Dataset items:
☆ ☆ ☆

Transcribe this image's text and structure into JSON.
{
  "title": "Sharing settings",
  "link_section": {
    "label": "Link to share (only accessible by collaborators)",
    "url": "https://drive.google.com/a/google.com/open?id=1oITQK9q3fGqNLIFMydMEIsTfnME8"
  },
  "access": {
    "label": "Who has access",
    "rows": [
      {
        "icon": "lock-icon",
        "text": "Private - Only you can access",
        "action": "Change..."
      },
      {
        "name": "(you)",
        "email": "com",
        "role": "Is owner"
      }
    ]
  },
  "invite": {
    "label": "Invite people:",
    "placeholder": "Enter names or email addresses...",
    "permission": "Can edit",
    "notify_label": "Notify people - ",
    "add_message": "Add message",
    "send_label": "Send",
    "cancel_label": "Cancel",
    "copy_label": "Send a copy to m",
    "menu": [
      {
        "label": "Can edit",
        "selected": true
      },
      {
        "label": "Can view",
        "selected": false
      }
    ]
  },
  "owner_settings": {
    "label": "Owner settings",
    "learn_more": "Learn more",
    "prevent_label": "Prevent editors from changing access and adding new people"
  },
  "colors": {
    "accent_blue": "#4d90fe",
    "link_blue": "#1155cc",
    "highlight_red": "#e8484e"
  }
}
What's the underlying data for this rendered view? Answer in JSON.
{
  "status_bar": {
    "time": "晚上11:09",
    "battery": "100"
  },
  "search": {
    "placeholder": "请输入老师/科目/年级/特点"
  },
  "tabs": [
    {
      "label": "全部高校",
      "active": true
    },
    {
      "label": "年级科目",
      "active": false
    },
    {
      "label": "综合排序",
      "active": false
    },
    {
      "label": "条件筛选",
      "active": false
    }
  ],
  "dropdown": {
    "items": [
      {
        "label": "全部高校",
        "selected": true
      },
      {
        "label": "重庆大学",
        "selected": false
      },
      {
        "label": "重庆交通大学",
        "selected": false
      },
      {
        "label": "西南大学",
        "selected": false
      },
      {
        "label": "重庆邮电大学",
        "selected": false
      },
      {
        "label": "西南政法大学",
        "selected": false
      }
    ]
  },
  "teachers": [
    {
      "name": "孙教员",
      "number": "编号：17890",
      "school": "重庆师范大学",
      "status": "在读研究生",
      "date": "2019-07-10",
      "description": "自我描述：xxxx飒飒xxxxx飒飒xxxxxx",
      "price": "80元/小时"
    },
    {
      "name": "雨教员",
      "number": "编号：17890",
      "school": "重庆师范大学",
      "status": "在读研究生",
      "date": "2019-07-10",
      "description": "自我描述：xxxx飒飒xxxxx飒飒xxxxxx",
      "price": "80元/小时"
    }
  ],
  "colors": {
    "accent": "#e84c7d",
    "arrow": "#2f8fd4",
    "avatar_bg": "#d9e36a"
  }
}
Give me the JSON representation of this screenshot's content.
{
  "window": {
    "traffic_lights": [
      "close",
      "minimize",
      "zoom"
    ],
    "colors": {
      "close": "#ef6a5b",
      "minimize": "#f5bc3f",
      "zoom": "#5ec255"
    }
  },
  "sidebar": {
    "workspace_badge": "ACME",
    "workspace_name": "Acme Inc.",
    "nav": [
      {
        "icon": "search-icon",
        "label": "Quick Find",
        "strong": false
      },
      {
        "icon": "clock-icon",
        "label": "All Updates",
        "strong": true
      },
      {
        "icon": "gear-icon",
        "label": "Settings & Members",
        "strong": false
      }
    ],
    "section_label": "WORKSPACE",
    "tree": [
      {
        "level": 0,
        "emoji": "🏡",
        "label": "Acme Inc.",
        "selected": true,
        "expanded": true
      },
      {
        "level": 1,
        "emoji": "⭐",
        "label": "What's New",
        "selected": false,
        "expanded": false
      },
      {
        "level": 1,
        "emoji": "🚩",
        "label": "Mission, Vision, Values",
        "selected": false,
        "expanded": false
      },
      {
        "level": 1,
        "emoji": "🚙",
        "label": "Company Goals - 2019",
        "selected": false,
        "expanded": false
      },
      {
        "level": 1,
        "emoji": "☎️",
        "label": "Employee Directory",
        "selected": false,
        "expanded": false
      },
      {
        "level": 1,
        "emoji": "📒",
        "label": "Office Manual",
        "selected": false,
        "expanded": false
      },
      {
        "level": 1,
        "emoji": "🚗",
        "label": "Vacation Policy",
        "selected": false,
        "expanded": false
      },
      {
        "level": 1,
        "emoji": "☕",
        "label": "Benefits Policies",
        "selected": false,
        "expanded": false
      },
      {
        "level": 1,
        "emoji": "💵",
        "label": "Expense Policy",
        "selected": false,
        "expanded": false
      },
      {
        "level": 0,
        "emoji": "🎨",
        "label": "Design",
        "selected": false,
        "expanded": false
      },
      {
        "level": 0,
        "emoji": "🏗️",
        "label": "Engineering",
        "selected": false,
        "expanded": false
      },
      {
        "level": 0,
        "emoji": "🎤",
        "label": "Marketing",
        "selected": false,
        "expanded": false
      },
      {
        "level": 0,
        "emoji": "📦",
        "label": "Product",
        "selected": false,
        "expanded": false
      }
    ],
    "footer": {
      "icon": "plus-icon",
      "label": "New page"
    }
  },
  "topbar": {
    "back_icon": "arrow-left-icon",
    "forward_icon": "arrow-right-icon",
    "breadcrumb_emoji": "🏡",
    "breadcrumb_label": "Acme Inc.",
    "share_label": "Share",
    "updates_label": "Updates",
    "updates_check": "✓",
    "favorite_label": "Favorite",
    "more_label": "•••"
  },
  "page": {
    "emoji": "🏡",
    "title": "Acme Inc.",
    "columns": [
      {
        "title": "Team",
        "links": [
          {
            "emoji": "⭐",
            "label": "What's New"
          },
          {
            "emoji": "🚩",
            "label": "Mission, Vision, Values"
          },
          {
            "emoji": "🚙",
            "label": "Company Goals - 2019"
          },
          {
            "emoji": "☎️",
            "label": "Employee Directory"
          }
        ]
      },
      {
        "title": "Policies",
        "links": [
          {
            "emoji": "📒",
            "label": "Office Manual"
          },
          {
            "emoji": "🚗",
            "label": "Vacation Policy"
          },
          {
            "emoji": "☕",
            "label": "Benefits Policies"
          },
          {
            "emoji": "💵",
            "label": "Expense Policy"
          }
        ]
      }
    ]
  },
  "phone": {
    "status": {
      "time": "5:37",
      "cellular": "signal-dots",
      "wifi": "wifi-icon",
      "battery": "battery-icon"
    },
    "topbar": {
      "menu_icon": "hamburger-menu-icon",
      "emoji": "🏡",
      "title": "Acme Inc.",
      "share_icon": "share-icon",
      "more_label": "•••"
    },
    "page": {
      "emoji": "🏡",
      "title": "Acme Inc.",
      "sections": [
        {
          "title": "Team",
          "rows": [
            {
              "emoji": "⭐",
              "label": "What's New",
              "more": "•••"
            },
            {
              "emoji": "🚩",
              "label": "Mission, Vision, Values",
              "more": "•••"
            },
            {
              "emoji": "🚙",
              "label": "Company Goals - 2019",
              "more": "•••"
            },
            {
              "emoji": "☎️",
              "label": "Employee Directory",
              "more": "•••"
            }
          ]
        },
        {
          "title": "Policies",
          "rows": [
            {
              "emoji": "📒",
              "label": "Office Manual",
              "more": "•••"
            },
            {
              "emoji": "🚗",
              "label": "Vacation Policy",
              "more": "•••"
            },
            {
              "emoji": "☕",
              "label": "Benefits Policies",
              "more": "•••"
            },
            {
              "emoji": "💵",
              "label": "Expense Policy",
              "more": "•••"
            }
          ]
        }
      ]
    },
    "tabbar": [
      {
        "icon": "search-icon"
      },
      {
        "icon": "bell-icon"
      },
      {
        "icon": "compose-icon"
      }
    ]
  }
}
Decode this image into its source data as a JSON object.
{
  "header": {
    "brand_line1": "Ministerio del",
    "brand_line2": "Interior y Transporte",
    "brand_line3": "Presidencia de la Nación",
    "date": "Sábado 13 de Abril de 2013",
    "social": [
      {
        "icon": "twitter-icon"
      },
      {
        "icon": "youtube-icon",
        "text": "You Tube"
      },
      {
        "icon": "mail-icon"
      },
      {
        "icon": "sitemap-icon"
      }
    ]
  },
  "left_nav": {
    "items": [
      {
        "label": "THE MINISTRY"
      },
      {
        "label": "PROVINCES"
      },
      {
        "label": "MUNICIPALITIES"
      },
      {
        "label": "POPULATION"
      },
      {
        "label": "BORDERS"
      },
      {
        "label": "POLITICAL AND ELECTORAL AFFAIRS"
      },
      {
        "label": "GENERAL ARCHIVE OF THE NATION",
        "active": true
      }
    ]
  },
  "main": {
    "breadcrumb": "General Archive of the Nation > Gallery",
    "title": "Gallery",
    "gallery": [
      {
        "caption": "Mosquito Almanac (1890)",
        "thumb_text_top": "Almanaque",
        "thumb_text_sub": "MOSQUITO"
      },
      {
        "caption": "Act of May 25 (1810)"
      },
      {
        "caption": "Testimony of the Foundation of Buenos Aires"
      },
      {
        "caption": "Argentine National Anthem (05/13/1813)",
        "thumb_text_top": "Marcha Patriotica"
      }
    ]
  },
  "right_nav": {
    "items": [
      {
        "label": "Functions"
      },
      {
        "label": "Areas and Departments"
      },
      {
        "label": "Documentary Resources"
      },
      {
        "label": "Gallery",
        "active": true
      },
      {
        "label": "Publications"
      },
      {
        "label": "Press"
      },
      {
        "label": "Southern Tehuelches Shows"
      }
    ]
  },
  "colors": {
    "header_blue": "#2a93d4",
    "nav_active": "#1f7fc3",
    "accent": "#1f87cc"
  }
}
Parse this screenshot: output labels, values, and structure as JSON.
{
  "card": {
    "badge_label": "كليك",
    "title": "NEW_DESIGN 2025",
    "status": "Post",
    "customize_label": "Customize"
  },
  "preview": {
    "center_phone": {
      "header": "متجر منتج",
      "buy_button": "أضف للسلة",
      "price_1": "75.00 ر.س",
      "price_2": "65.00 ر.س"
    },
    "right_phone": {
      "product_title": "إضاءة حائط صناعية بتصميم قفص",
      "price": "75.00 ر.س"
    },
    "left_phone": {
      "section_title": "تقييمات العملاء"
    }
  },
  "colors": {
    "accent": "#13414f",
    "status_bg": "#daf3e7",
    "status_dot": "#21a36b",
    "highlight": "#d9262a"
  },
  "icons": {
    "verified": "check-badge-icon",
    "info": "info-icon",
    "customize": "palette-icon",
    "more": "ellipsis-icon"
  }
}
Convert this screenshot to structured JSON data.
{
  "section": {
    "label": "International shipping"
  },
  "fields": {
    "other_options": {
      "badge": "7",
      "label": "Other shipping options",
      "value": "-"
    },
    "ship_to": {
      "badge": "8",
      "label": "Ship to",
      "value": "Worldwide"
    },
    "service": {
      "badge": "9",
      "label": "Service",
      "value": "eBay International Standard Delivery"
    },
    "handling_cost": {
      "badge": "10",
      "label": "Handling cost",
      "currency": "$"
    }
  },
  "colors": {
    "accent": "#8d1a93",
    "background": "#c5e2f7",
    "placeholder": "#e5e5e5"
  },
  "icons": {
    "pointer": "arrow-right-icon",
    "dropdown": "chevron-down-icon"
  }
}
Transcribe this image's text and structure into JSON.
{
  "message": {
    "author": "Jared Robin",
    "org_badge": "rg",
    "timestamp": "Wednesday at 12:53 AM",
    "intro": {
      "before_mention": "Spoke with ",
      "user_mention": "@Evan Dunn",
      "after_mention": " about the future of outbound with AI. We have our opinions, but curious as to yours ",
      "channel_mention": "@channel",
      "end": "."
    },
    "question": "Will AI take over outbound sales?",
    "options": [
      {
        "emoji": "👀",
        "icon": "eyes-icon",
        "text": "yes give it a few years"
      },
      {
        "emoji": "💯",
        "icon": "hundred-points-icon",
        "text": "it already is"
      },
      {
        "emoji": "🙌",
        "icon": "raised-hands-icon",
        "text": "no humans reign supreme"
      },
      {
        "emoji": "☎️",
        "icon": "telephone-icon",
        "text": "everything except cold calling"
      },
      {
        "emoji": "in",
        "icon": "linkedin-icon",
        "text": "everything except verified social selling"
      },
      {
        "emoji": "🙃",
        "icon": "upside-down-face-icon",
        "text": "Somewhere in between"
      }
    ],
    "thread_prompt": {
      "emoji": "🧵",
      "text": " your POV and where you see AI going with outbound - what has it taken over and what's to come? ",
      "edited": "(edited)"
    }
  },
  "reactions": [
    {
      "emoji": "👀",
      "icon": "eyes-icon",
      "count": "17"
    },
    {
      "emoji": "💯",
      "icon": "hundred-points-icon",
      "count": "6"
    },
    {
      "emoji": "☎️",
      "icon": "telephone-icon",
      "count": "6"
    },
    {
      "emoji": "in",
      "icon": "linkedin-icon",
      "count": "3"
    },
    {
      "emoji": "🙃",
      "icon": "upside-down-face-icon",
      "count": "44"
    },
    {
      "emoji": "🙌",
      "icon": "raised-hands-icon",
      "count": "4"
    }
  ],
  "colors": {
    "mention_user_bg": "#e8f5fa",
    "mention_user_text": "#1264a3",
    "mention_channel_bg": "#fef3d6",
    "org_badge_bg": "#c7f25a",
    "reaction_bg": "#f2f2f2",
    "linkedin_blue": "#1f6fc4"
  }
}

☆ ☆ ☆

AIM
Scan the material line by line and report each one that contains "true".

IN RESPONSE
        "selected": true
      "active": true
        "selected": true
        "strong": true
        "selected": true,
        "expanded": true
        "active": true
        "active": true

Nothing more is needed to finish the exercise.